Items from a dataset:
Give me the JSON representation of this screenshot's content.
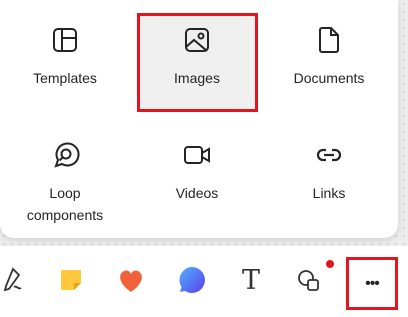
{
  "menu": {
    "items": [
      {
        "label": "Templates",
        "icon": "templates-icon"
      },
      {
        "label": "Images",
        "icon": "image-icon"
      },
      {
        "label": "Documents",
        "icon": "document-icon"
      },
      {
        "label": "Loop components",
        "icon": "loop-icon"
      },
      {
        "label": "Videos",
        "icon": "video-icon"
      },
      {
        "label": "Links",
        "icon": "link-icon"
      }
    ]
  },
  "toolbar": {
    "items": [
      {
        "name": "pen",
        "icon": "pen-icon"
      },
      {
        "name": "sticky-note",
        "icon": "sticky-note-icon"
      },
      {
        "name": "reactions",
        "icon": "heart-icon"
      },
      {
        "name": "comment",
        "icon": "comment-icon"
      },
      {
        "name": "text",
        "icon": "text-icon",
        "glyph": "T"
      },
      {
        "name": "shapes",
        "icon": "shapes-icon"
      },
      {
        "name": "more",
        "icon": "more-icon",
        "glyph": "•••"
      }
    ]
  },
  "colors": {
    "highlight": "#e3161f",
    "sticky": "#ffc83d",
    "heart": "#f1613a",
    "comment": "#3b6ef5"
  }
}
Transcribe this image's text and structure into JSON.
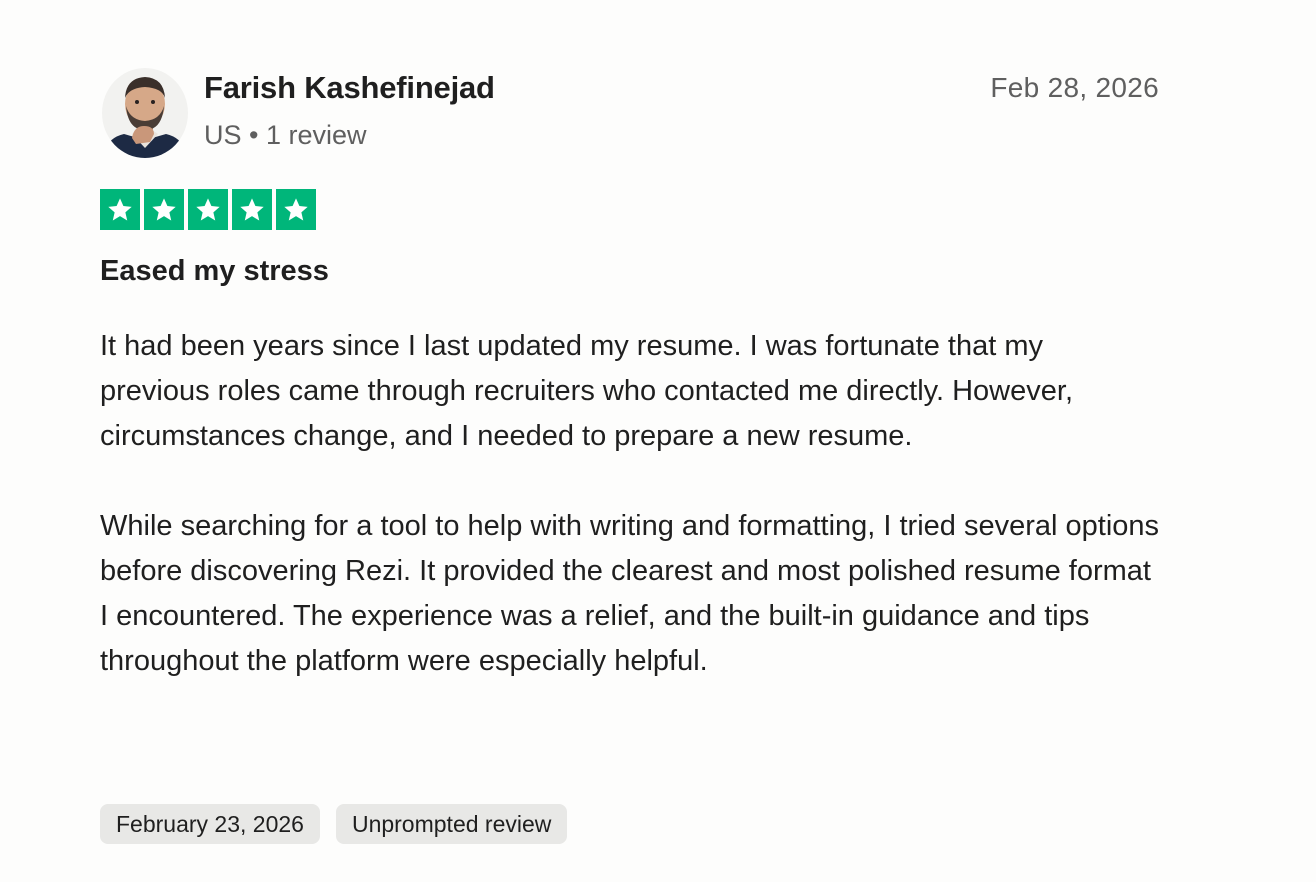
{
  "reviewer": {
    "name": "Farish Kashefinejad",
    "country": "US",
    "separator": "•",
    "review_count": "1 review",
    "avatar_icon": "person-photo-avatar"
  },
  "review": {
    "date": "Feb 28, 2026",
    "rating": 5,
    "rating_color": "#00b67a",
    "star_icon": "star-icon",
    "title": "Eased my stress",
    "paragraphs": [
      "It had been years since I last updated my resume. I was fortunate that my previous roles came through recruiters who contacted me directly. However, circumstances change, and I needed to prepare a new resume.",
      "While searching for a tool to help with writing and formatting, I tried several options before discovering Rezi. It provided the clearest and most polished resume format I encountered. The experience was a relief, and the built-in guidance and tips throughout the platform were especially helpful."
    ]
  },
  "tags": {
    "experience_date": "February 23, 2026",
    "review_type": "Unprompted review"
  }
}
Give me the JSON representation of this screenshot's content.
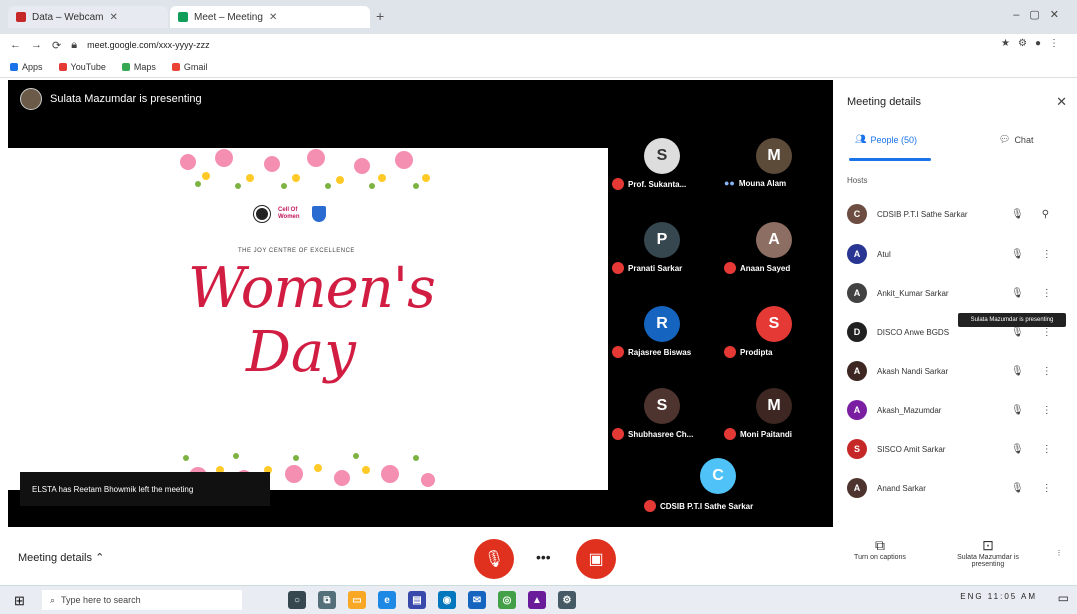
{
  "browser": {
    "tabs": [
      {
        "title": "Data – Webcam",
        "fav_color": "#c62828"
      },
      {
        "title": "Meet – Meeting",
        "fav_color": "#0f9d58"
      }
    ],
    "url": "meet.google.com/xxx-yyyy-zzz",
    "bookmarks": [
      {
        "label": "Apps",
        "fav_color": "#1a73e8"
      },
      {
        "label": "YouTube",
        "fav_color": "#e53935"
      },
      {
        "label": "Maps",
        "fav_color": "#34a853"
      },
      {
        "label": "Gmail",
        "fav_color": "#ea4335"
      }
    ]
  },
  "meet": {
    "presenting_text": "Sulata Mazumdar is presenting",
    "slide": {
      "logo_text": "Cell Of Women",
      "small_caption": "THE JOY CENTRE OF EXCELLENCE",
      "title_line1": "Women's",
      "title_line2": "Day"
    },
    "left_notice": "ELSTA has Reetam Bhowmik left the meeting",
    "participants": [
      {
        "name": "Prof. Sukanta...",
        "initial": "S",
        "color": "#ddd",
        "muted": true
      },
      {
        "name": "Mouna Alam",
        "initial": "M",
        "color": "#5d4b3a",
        "muted": false
      },
      {
        "name": "Pranati Sarkar",
        "initial": "P",
        "color": "#37474f",
        "muted": true
      },
      {
        "name": "Anaan Sayed",
        "initial": "A",
        "color": "#8d6e63",
        "muted": true
      },
      {
        "name": "Rajasree Biswas",
        "initial": "R",
        "color": "#1565c0",
        "muted": true
      },
      {
        "name": "Prodipta",
        "initial": "S",
        "color": "#e53935",
        "muted": true
      },
      {
        "name": "Shubhasree Ch...",
        "initial": "S",
        "color": "#4e342e",
        "muted": true
      },
      {
        "name": "Moni Paitandi",
        "initial": "M",
        "color": "#3e2723",
        "muted": true
      },
      {
        "name": "CDSIB P.T.I Sathe Sarkar",
        "initial": "C",
        "color": "#4fc3f7",
        "muted": true
      }
    ]
  },
  "toolbar": {
    "meeting_details": "Meeting details",
    "mic_icon": "mic-off-icon",
    "more_icon": "more-icon",
    "camera_icon": "camera-off-icon",
    "captions_label": "Turn on captions",
    "present_label": "Sulata Mazumdar is presenting"
  },
  "panel": {
    "title": "Meeting details",
    "tab_people": "People (50)",
    "tab_chat": "Chat",
    "section_label": "Hosts",
    "tooltip": "Sulata Mazumdar is presenting",
    "rows": [
      {
        "name": "CDSIB P.T.I Sathe Sarkar",
        "initial": "C",
        "color": "#6d4c41"
      },
      {
        "name": "Atul",
        "initial": "A",
        "color": "#283593"
      },
      {
        "name": "Ankit_Kumar Sarkar",
        "initial": "A",
        "color": "#424242"
      },
      {
        "name": "DISCO Anwe BGDS",
        "initial": "D",
        "color": "#212121"
      },
      {
        "name": "Akash Nandi Sarkar",
        "initial": "A",
        "color": "#3e2723"
      },
      {
        "name": "Akash_Mazumdar",
        "initial": "A",
        "color": "#7b1fa2"
      },
      {
        "name": "SISCO Amit Sarkar",
        "initial": "S",
        "color": "#c62828"
      },
      {
        "name": "Anand Sarkar",
        "initial": "A",
        "color": "#4e342e"
      }
    ]
  },
  "taskbar": {
    "search_placeholder": "Type here to search",
    "tray_text": "ENG 11:05 AM",
    "apps": [
      {
        "icon": "cortana-icon",
        "color": "#37474f"
      },
      {
        "icon": "task-view-icon",
        "color": "#546e7a"
      },
      {
        "icon": "file-explorer-icon",
        "color": "#f9a825"
      },
      {
        "icon": "edge-icon",
        "color": "#1e88e5"
      },
      {
        "icon": "store-icon",
        "color": "#3949ab"
      },
      {
        "icon": "maps-icon",
        "color": "#0277bd"
      },
      {
        "icon": "mail-icon",
        "color": "#1565c0"
      },
      {
        "icon": "chrome-icon",
        "color": "#43a047"
      },
      {
        "icon": "photos-icon",
        "color": "#6a1b9a"
      },
      {
        "icon": "settings-icon",
        "color": "#455a64"
      }
    ]
  }
}
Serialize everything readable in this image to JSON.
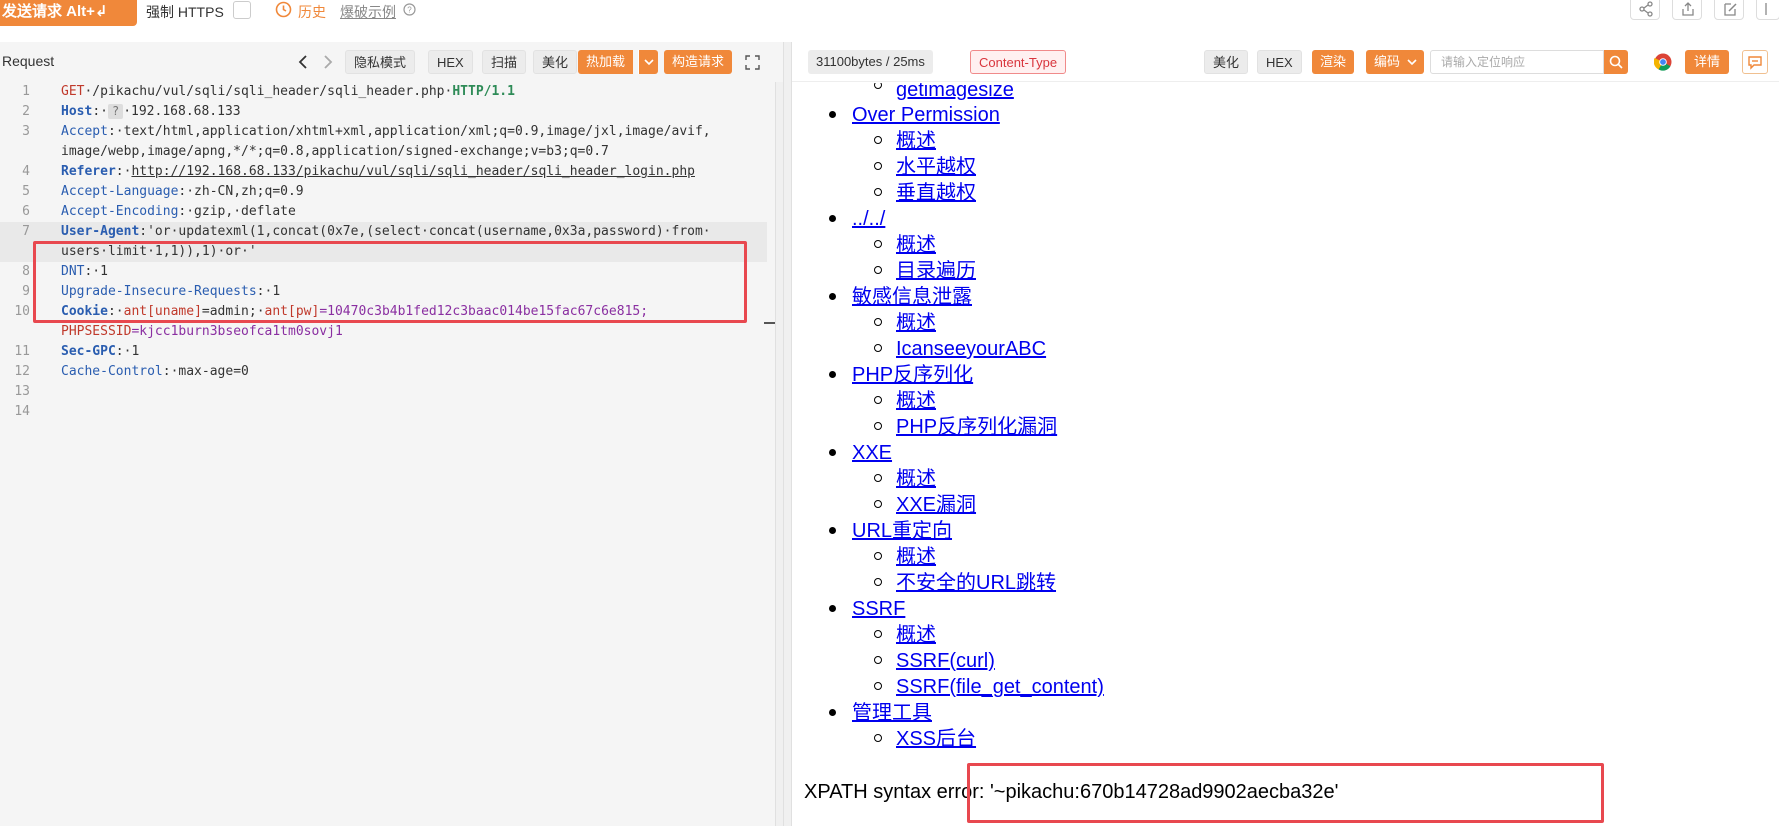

• WHAT IS EXPECTED: Give back every line exactly as it stands, pictures excluded.

• OUTPUT BELOW:
Give me the JSON representation of this screenshot's content.
{
  "menu": {
    "items": [
      {
        "label": "Templates",
        "icon": "templates-icon"
      },
      {
        "label": "Images",
        "icon": "image-icon"
      },
      {
        "label": "Documents",
        "icon": "document-icon"
      },
      {
        "label": "Loop components",
        "icon": "loop-icon"
      },
      {
        "label": "Videos",
        "icon": "video-icon"
      },
      {
        "label": "Links",
        "icon": "link-icon"
      }
    ]
  },
  "toolbar": {
    "items": [
      {
        "name": "pen",
        "icon": "pen-icon"
      },
      {
        "name": "sticky-note",
        "icon": "sticky-note-icon"
      },
      {
        "name": "reactions",
        "icon": "heart-icon"
      },
      {
        "name": "comment",
        "icon": "comment-icon"
      },
      {
        "name": "text",
        "icon": "text-icon",
        "glyph": "T"
      },
      {
        "name": "shapes",
        "icon": "shapes-icon"
      },
      {
        "name": "more",
        "icon": "more-icon",
        "glyph": "•••"
      }
    ]
  },
  "colors": {
    "highlight": "#e3161f",
    "sticky": "#ffc83d",
    "heart": "#f1613a",
    "comment": "#3b6ef5"
  }
}
Transcribe this image's text and structure into JSON.
{
  "reviewer": {
    "name": "Farish Kashefinejad",
    "country": "US",
    "separator": "•",
    "review_count": "1 review",
    "avatar_icon": "person-photo-avatar"
  },
  "review": {
    "date": "Feb 28, 2026",
    "rating": 5,
    "rating_color": "#00b67a",
    "star_icon": "star-icon",
    "title": "Eased my stress",
    "paragraphs": [
      "It had been years since I last updated my resume. I was fortunate that my previous roles came through recruiters who contacted me directly. However, circumstances change, and I needed to prepare a new resume.",
      "While searching for a tool to help with writing and formatting, I tried several options before discovering Rezi. It provided the clearest and most polished resume format I encountered. The experience was a relief, and the built-in guidance and tips throughout the platform were especially helpful."
    ]
  },
  "tags": {
    "experience_date": "February 23, 2026",
    "review_type": "Unprompted review"
  }
}
Give me the JSON representation of this screenshot's content.
{
  "browser": {
    "tabs": [
      {
        "title": "Data – Webcam",
        "fav_color": "#c62828"
      },
      {
        "title": "Meet – Meeting",
        "fav_color": "#0f9d58"
      }
    ],
    "url": "meet.google.com/xxx-yyyy-zzz",
    "bookmarks": [
      {
        "label": "Apps",
        "fav_color": "#1a73e8"
      },
      {
        "label": "YouTube",
        "fav_color": "#e53935"
      },
      {
        "label": "Maps",
        "fav_color": "#34a853"
      },
      {
        "label": "Gmail",
        "fav_color": "#ea4335"
      }
    ]
  },
  "meet": {
    "presenting_text": "Sulata Mazumdar is presenting",
    "slide": {
      "logo_text": "Cell Of Women",
      "small_caption": "THE JOY CENTRE OF EXCELLENCE",
      "title_line1": "Women's",
      "title_line2": "Day"
    },
    "left_notice": "ELSTA has Reetam Bhowmik left the meeting",
    "participants": [
      {
        "name": "Prof. Sukanta...",
        "initial": "S",
        "color": "#ddd",
        "muted": true
      },
      {
        "name": "Mouna Alam",
        "initial": "M",
        "color": "#5d4b3a",
        "muted": false
      },
      {
        "name": "Pranati Sarkar",
        "initial": "P",
        "color": "#37474f",
        "muted": true
      },
      {
        "name": "Anaan Sayed",
        "initial": "A",
        "color": "#8d6e63",
        "muted": true
      },
      {
        "name": "Rajasree Biswas",
        "initial": "R",
        "color": "#1565c0",
        "muted": true
      },
      {
        "name": "Prodipta",
        "initial": "S",
        "color": "#e53935",
        "muted": true
      },
      {
        "name": "Shubhasree Ch...",
        "initial": "S",
        "color": "#4e342e",
        "muted": true
      },
      {
        "name": "Moni Paitandi",
        "initial": "M",
        "color": "#3e2723",
        "muted": true
      },
      {
        "name": "CDSIB P.T.I Sathe Sarkar",
        "initial": "C",
        "color": "#4fc3f7",
        "muted": true
      }
    ]
  },
  "toolbar": {
    "meeting_details": "Meeting details",
    "mic_icon": "mic-off-icon",
    "more_icon": "more-icon",
    "camera_icon": "camera-off-icon",
    "captions_label": "Turn on captions",
    "present_label": "Sulata Mazumdar is presenting"
  },
  "panel": {
    "title": "Meeting details",
    "tab_people": "People (50)",
    "tab_chat": "Chat",
    "section_label": "Hosts",
    "tooltip": "Sulata Mazumdar is presenting",
    "rows": [
      {
        "name": "CDSIB P.T.I Sathe Sarkar",
        "initial": "C",
        "color": "#6d4c41"
      },
      {
        "name": "Atul",
        "initial": "A",
        "color": "#283593"
      },
      {
        "name": "Ankit_Kumar Sarkar",
        "initial": "A",
        "color": "#424242"
      },
      {
        "name": "DISCO Anwe BGDS",
        "initial": "D",
        "color": "#212121"
      },
      {
        "name": "Akash Nandi Sarkar",
        "initial": "A",
        "color": "#3e2723"
      },
      {
        "name": "Akash_Mazumdar",
        "initial": "A",
        "color": "#7b1fa2"
      },
      {
        "name": "SISCO Amit Sarkar",
        "initial": "S",
        "color": "#c62828"
      },
      {
        "name": "Anand Sarkar",
        "initial": "A",
        "color": "#4e342e"
      }
    ]
  },
  "taskbar": {
    "search_placeholder": "Type here to search",
    "tray_text": "ENG 11:05 AM",
    "apps": [
      {
        "icon": "cortana-icon",
        "color": "#37474f"
      },
      {
        "icon": "task-view-icon",
        "color": "#546e7a"
      },
      {
        "icon": "file-explorer-icon",
        "color": "#f9a825"
      },
      {
        "icon": "edge-icon",
        "color": "#1e88e5"
      },
      {
        "icon": "store-icon",
        "color": "#3949ab"
      },
      {
        "icon": "maps-icon",
        "color": "#0277bd"
      },
      {
        "icon": "mail-icon",
        "color": "#1565c0"
      },
      {
        "icon": "chrome-icon",
        "color": "#43a047"
      },
      {
        "icon": "photos-icon",
        "color": "#6a1b9a"
      },
      {
        "icon": "settings-icon",
        "color": "#455a64"
      }
    ]
  }
}
Serialize everything readable in this image to JSON.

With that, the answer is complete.